### Exercise requirements:
1. In the patent claims for the two-language free dialogue system, what does the language separator do?
2. Continue the patent claims for the two-language free dialogue system from the point where they stop.

━━━━━ Text excerpt

2. The two-language free dialogue system of claim 1, wherein the input recognizer includes an input form determiner configured to determine whether the input form is a speech or a text.
3. The two-language free dialogue system of claim 1, further comprising a language type determiner configured to determine whether the determined type of the input language is the native language, the learning target language, or a code switching type in which the native language and the learning target language are mixed.
4. The two-language free dialogue system of claim 1, wherein the speech recognizer, in case that the input form is the speech, includes:
a learning target language speech recognizer configured to, when the type of the input language is the learning target language, convert the speech into the text;
a native language speech recognizer configured to, when the type of the input language is the native language, convert the speech into the text;
a mixed speech recognizer configured to, when the type of the input language is a type of language in which the native language and the learning target language are combined, convert the speech into the text; and
a language separator configured to separate the text converted from a mixed speech into the native language and the learning target language.

━━━━━━━━━━
━━━━━ Information given

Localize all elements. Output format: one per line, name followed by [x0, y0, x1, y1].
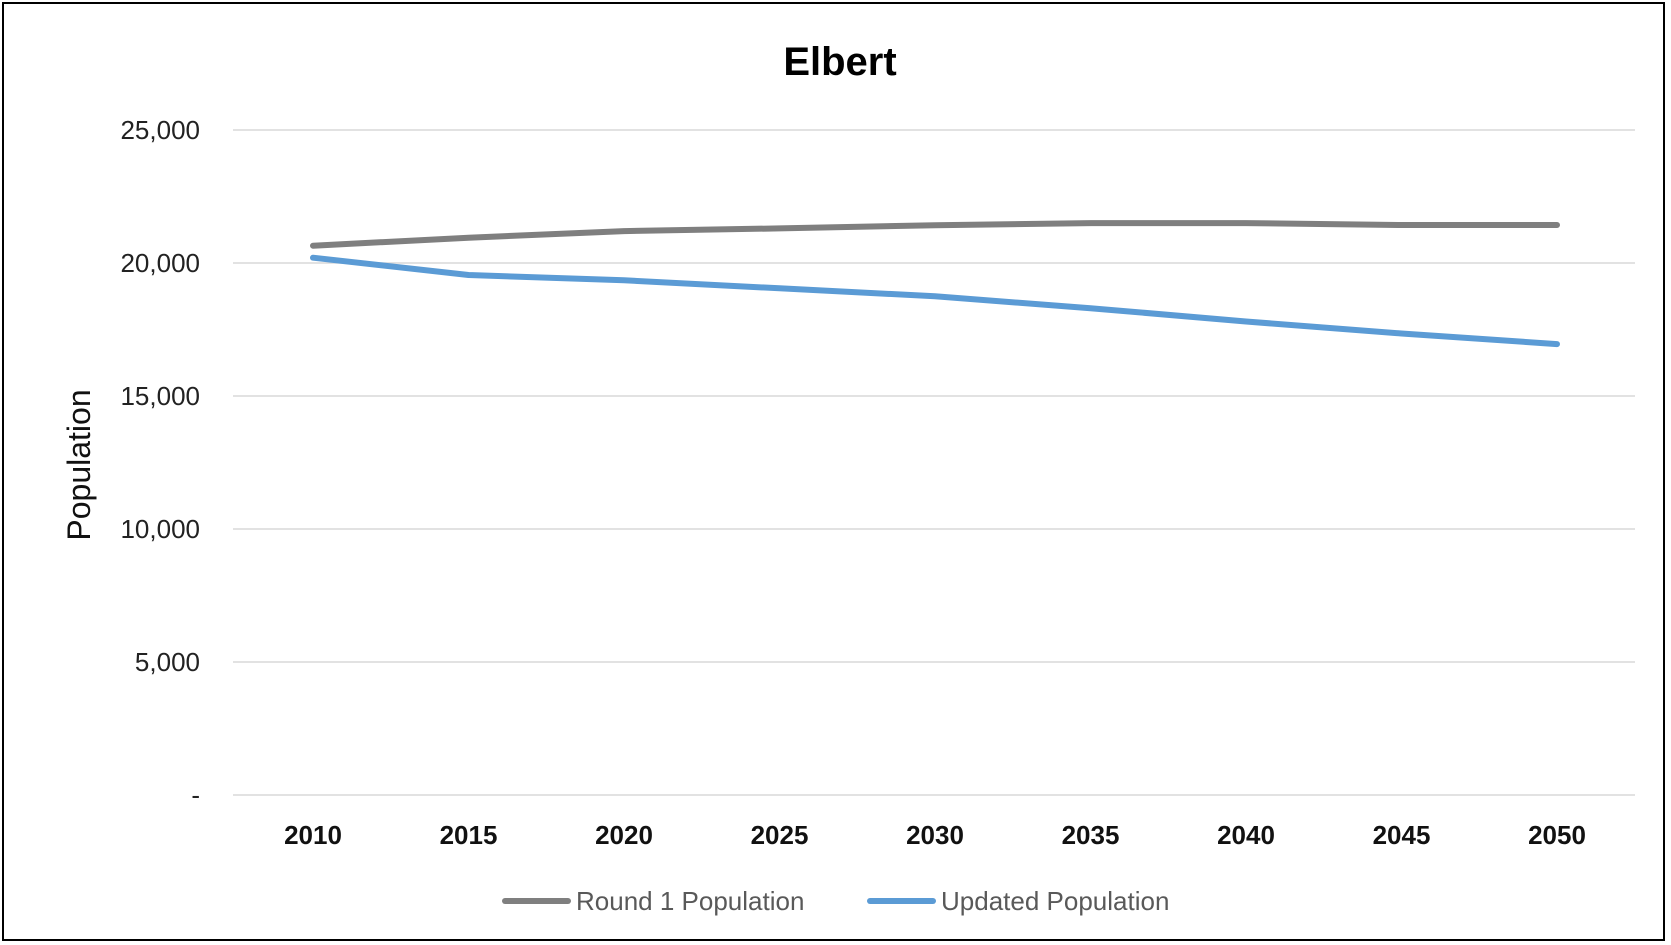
y-tick-label: 25,000: [120, 115, 200, 145]
y-tick-label: -: [191, 780, 200, 810]
series-line-2: [310, 254, 1560, 348]
x-tick-label: 2050: [1528, 820, 1586, 850]
y-tick-label: 10,000: [120, 514, 200, 544]
x-tick-label: 2035: [1062, 820, 1120, 850]
x-tick-label: 2025: [751, 820, 809, 850]
legend: Round 1 Population Updated Population: [502, 886, 1169, 916]
chart-title: Elbert: [783, 40, 896, 84]
y-tick-label: 5,000: [135, 647, 200, 677]
x-axis-ticks: 2010 2015 2020 2025 2030 2035 2040 2045 2050: [284, 820, 1586, 850]
gridlines: [233, 129, 1635, 796]
x-tick-label: 2040: [1217, 820, 1275, 850]
x-tick-label: 2045: [1373, 820, 1431, 850]
y-axis-ticks: - 5,000 10,000 15,000 20,000 25,000: [120, 115, 200, 810]
y-tick-label: 20,000: [120, 248, 200, 278]
x-tick-label: 2030: [906, 820, 964, 850]
y-axis-label: Population: [61, 389, 97, 540]
x-tick-label: 2015: [440, 820, 498, 850]
x-tick-label: 2010: [284, 820, 342, 850]
legend-label: Round 1 Population: [576, 886, 804, 916]
series-line-1: [310, 220, 1560, 249]
y-tick-label: 15,000: [120, 381, 200, 411]
x-tick-label: 2020: [595, 820, 653, 850]
series-lines: [310, 220, 1560, 348]
legend-label: Updated Population: [941, 886, 1169, 916]
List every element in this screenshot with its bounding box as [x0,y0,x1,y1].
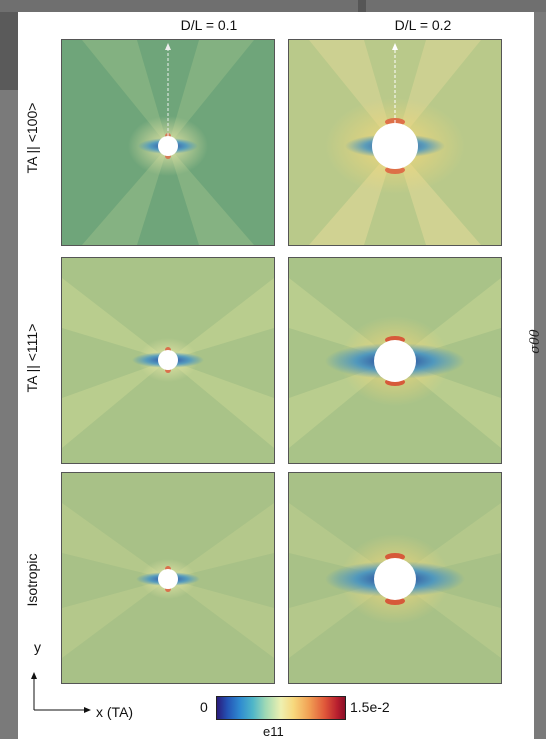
background-block [0,12,18,90]
colorbar [216,696,346,720]
row-label-ta-111: TA || <111> [24,323,40,393]
colorbar-max-label: 1.5e-2 [350,699,390,715]
panel-ta100-dl02-field [289,40,501,245]
hole [158,350,178,370]
panel-isotropic-dl01 [61,472,275,684]
panel-isotropic-dl02 [288,472,502,684]
panel-ta111-dl01 [61,257,275,464]
strain-field-figure: D/L = 0.1 D/L = 0.2 TA || <100> TA || <1… [18,12,543,739]
sigma-theta-theta-label: σθθ [527,329,543,354]
panel-ta100-dl02 [288,39,502,246]
hole [372,123,418,169]
hole [158,569,178,589]
panel-isotropic-dl01-field [62,473,274,683]
axis-y-label: y [34,639,41,655]
axis-x-label: x (TA) [96,704,134,720]
panel-ta111-dl02 [288,257,502,464]
hole [374,558,416,600]
hole [158,136,178,156]
panel-ta100-dl01 [61,39,275,246]
background-strip [0,0,546,12]
colorbar-min-label: 0 [200,699,208,715]
panel-isotropic-dl02-field [289,473,501,683]
panel-ta111-dl02-field [289,258,501,463]
hole [374,340,416,382]
row-label-ta-100: TA || <100> [24,102,40,174]
panel-ta111-dl01-field [62,258,274,463]
column-header-dl-0-2: D/L = 0.2 [394,17,452,33]
column-header-dl-0-1: D/L = 0.1 [180,17,238,33]
panel-ta100-dl01-field [62,40,274,245]
background-notch [358,0,366,12]
colorbar-title: e11 [263,724,284,739]
axis-arrows [31,672,91,713]
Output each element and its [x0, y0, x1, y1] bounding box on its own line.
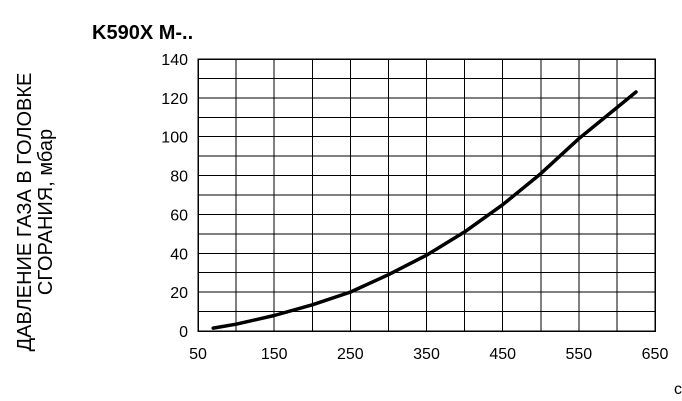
y-tick-label: 120 — [161, 91, 188, 108]
x-tick-label: 250 — [337, 346, 364, 363]
plot-frame — [197, 58, 656, 332]
y-tick-label: 80 — [170, 169, 188, 186]
x-axis-label: c — [674, 381, 682, 398]
y-tick-label: 60 — [170, 207, 188, 224]
x-tick-label: 350 — [413, 346, 440, 363]
y-tick-label: 20 — [170, 285, 188, 302]
x-tick-label: 450 — [489, 346, 516, 363]
y-tick-label: 40 — [170, 246, 188, 263]
series-line — [211, 90, 638, 330]
y-tick-label: 100 — [161, 130, 188, 147]
y-tick-label: 0 — [179, 324, 188, 341]
x-tick-label: 550 — [565, 346, 592, 363]
y-tick-label: 140 — [161, 52, 188, 69]
x-tick-label: 50 — [189, 346, 207, 363]
x-tick-label: 150 — [261, 346, 288, 363]
x-tick-label: 650 — [642, 346, 669, 363]
chart-title: K590X M-.. — [92, 22, 194, 44]
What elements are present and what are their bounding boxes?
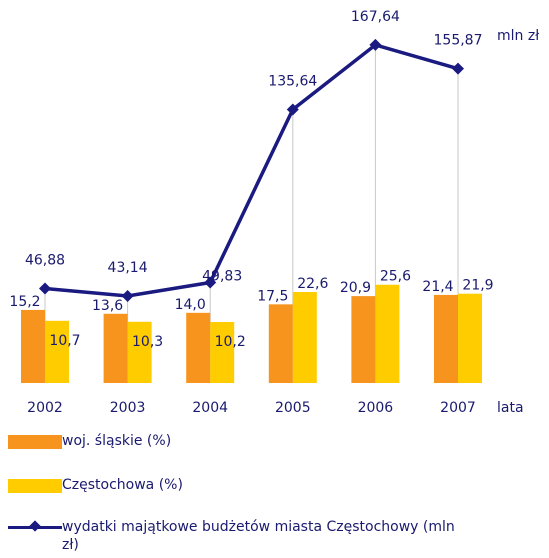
line-marker [121, 290, 134, 303]
bar [210, 322, 235, 383]
line-marker [369, 38, 382, 51]
x-tick-label: 2005 [275, 400, 311, 416]
line-marker [452, 62, 464, 75]
legend-label: woj. śląskie (%) [62, 433, 172, 449]
x-axis-label: lata [497, 400, 524, 416]
line-value-label: 167,64 [351, 9, 400, 25]
line-value-label: 46,88 [25, 252, 65, 268]
legend-swatch [8, 520, 62, 532]
bar [434, 294, 458, 383]
bar-value-label: 10,3 [132, 334, 163, 350]
bar [458, 293, 482, 383]
x-tick-label: 2003 [110, 400, 146, 416]
bar [268, 304, 293, 383]
line-value-label: 49,83 [202, 269, 242, 285]
bar-value-label: 20,9 [340, 280, 371, 296]
legend-swatch [8, 479, 62, 493]
legend-swatch [8, 435, 62, 449]
legend-item: wydatki majątkowe budżetów miasta Często… [8, 518, 462, 554]
line [44, 42, 459, 298]
x-tick-label: 2002 [27, 400, 63, 416]
bar [375, 284, 400, 383]
legend-label: Częstochowa (%) [62, 477, 183, 493]
x-tick-label: 2007 [440, 400, 476, 416]
line-marker [286, 103, 299, 116]
bar-value-label: 10,7 [49, 333, 80, 349]
bar [103, 313, 128, 383]
bar [21, 309, 45, 383]
line-value-label: 43,14 [108, 260, 148, 276]
legend-item: Częstochowa (%) [8, 476, 462, 494]
bar [127, 321, 152, 383]
bar-value-label: 25,6 [380, 269, 411, 285]
line-marker [39, 282, 51, 295]
line-marker [204, 276, 217, 289]
bar [186, 312, 211, 383]
bar [351, 296, 376, 383]
legend-label: wydatki majątkowe budżetów miasta Często… [62, 519, 455, 553]
bar-value-label: 13,6 [92, 298, 123, 314]
legend-item: woj. śląskie (%) [8, 432, 462, 450]
x-tick-label: 2006 [358, 400, 394, 416]
bar-value-label: 21,9 [462, 278, 493, 294]
unit-label: mln zł [497, 28, 539, 44]
bar [45, 320, 69, 383]
bar [292, 292, 317, 383]
bar-value-label: 21,4 [422, 279, 453, 295]
bar-value-label: 15,2 [9, 294, 40, 310]
line-value-label: 135,64 [268, 73, 317, 89]
line-value-label: 155,87 [434, 33, 483, 49]
bar-value-label: 17,5 [257, 288, 288, 304]
bar-value-label: 22,6 [297, 276, 328, 292]
x-tick-label: 2004 [192, 400, 228, 416]
legend-marker [29, 520, 41, 532]
chart: lata mln zł 2002 2003 2004 2005 2006 2007 15,2… [9, 9, 539, 416]
bar-value-label: 14,0 [175, 297, 206, 313]
bar-value-label: 10,2 [215, 334, 246, 350]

━━━━━━━━━━

### Per-task outputs:
1. It separates the text converted from a mixed speech into the native language and the learning target language.

2.
5. The two-language free dialogue system of claim 1, wherein each of the native language intent analyzer and the learning target language intent analyzer includes:
an intent classifier configured to classify recognized intent of the user utterance into a general dialogue or a learning query; and
a tag setter configured to set a tag regarding the classified intent.
6. The two-language free dialogue system of claim 5, wherein the dialogue processor includes:
a tag identifier configured to identify the tag set for the user utterance in which the intent is classified; and
a learning query responder configured to, when the tag set for the user utterance is a tag regarding a learning query, process the learning query in the user utterance according to the tag attached to the user utterance.
7. The two-language free dialogue system of claim 6, wherein the dialogue processor further comprises a general dialogue responder configured to, when a result of identifying the tag set for the user utterance reveals that the user utterance has no tag regarding a learning query attached thereto or has a tag regarding a general dialogue attached thereto, provide the system response corresponding to the user utterance in the learning target language.
8. The two-language free dialogue system of claim 5, wherein the intent classifier performs determination on the basis of learning or on the basis of a rule and a pattern.
9. The two-language free dialogue system of claim 7, wherein the dialogue processor provides a response to the general dialogue on the basis of generation including at least one of a rule and pattern-based technology, a search-based technology, and a deep learning technology.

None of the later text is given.